**WHAT TO PRODUCE:**
For each line below that includes the word "Name", make a copy.

====== LISTED RECORDS

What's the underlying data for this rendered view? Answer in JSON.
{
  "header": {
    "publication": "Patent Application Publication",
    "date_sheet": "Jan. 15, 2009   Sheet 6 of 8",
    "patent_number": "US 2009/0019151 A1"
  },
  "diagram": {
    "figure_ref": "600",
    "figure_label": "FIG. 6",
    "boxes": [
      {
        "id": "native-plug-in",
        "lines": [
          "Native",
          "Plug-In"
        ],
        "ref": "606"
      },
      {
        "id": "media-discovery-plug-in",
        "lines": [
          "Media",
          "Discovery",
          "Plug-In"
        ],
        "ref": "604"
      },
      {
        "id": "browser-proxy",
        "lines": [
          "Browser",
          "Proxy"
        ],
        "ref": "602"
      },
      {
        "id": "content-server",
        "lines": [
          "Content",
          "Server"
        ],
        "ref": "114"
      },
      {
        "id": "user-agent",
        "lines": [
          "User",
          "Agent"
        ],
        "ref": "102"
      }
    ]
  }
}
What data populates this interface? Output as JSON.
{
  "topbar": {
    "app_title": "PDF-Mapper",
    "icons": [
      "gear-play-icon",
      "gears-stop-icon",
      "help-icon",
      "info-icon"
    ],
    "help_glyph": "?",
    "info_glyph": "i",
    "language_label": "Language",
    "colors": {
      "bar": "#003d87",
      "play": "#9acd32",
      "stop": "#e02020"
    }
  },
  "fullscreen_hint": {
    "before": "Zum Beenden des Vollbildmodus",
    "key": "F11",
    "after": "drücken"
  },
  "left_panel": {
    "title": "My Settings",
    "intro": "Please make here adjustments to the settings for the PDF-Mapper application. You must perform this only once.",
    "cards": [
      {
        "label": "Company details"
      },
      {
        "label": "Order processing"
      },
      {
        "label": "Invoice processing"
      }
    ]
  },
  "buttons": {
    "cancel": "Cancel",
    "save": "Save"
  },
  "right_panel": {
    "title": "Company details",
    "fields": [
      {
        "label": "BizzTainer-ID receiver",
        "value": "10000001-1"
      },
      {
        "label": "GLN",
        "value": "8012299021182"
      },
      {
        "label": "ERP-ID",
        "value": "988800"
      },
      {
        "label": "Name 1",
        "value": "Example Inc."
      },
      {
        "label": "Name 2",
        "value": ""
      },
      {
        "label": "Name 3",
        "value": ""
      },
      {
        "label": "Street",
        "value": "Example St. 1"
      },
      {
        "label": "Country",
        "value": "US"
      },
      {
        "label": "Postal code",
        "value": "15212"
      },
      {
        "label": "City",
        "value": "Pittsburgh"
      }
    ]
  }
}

============

**TASK SOLUTION:**
        "label": "Name 1",
        "label": "Name 2",
        "label": "Name 3",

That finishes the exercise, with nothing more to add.